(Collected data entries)

—————

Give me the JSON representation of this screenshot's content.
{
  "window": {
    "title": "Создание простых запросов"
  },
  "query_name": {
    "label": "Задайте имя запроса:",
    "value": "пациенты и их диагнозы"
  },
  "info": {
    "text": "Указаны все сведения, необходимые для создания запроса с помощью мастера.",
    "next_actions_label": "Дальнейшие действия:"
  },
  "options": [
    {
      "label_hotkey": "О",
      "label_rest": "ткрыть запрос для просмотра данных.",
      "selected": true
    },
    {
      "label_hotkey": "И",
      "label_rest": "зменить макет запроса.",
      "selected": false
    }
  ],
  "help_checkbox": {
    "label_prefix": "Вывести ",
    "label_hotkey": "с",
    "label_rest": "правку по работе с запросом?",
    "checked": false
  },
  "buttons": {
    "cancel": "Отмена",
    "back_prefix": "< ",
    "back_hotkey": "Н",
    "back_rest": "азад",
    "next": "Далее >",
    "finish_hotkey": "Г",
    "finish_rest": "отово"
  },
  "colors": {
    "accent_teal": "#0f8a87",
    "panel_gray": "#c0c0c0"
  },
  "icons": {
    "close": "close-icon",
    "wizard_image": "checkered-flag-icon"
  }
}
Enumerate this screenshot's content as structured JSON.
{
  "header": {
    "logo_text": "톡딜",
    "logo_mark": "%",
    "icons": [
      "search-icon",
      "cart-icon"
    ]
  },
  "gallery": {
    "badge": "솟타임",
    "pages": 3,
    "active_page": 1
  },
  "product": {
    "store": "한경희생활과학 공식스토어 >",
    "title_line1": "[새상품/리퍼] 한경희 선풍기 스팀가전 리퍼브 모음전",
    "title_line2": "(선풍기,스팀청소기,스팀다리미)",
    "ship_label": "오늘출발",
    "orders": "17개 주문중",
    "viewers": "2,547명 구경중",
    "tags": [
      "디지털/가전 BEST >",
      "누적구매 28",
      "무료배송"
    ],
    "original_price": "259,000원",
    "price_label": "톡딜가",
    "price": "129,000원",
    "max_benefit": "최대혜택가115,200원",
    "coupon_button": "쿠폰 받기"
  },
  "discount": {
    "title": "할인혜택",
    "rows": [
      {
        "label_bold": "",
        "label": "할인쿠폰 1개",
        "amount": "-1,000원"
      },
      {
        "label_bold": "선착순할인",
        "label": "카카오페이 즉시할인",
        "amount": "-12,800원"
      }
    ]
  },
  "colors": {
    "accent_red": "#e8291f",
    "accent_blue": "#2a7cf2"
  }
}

—————

• [Challenge]: Copy out the material word for word and line for line.

• [Solution to this exercise]:
Give me the JSON representation of this screenshot's content.
{
  "window": {
    "title": "Создание простых запросов"
  },
  "query_name": {
    "label": "Задайте имя запроса:",
    "value": "пациенты и их диагнозы"
  },
  "info": {
    "text": "Указаны все сведения, необходимые для создания запроса с помощью мастера.",
    "next_actions_label": "Дальнейшие действия:"
  },
  "options": [
    {
      "label_hotkey": "О",
      "label_rest": "ткрыть запрос для просмотра данных.",
      "selected": true
    },
    {
      "label_hotkey": "И",
      "label_rest": "зменить макет запроса.",
      "selected": false
    }
  ],
  "help_checkbox": {
    "label_prefix": "Вывести ",
    "label_hotkey": "с",
    "label_rest": "правку по работе с запросом?",
    "checked": false
  },
  "buttons": {
    "cancel": "Отмена",
    "back_prefix": "< ",
    "back_hotkey": "Н",
    "back_rest": "азад",
    "next": "Далее >",
    "finish_hotkey": "Г",
    "finish_rest": "отово"
  },
  "colors": {
    "accent_teal": "#0f8a87",
    "panel_gray": "#c0c0c0"
  },
  "icons": {
    "close": "close-icon",
    "wizard_image": "checkered-flag-icon"
  }
}
Enumerate this screenshot's content as structured JSON.
{
  "header": {
    "logo_text": "톡딜",
    "logo_mark": "%",
    "icons": [
      "search-icon",
      "cart-icon"
    ]
  },
  "gallery": {
    "badge": "솟타임",
    "pages": 3,
    "active_page": 1
  },
  "product": {
    "store": "한경희생활과학 공식스토어 >",
    "title_line1": "[새상품/리퍼] 한경희 선풍기 스팀가전 리퍼브 모음전",
    "title_line2": "(선풍기,스팀청소기,스팀다리미)",
    "ship_label": "오늘출발",
    "orders": "17개 주문중",
    "viewers": "2,547명 구경중",
    "tags": [
      "디지털/가전 BEST >",
      "누적구매 28",
      "무료배송"
    ],
    "original_price": "259,000원",
    "price_label": "톡딜가",
    "price": "129,000원",
    "max_benefit": "최대혜택가115,200원",
    "coupon_button": "쿠폰 받기"
  },
  "discount": {
    "title": "할인혜택",
    "rows": [
      {
        "label_bold": "",
        "label": "할인쿠폰 1개",
        "amount": "-1,000원"
      },
      {
        "label_bold": "선착순할인",
        "label": "카카오페이 즉시할인",
        "amount": "-12,800원"
      }
    ]
  },
  "colors": {
    "accent_red": "#e8291f",
    "accent_blue": "#2a7cf2"
  }
}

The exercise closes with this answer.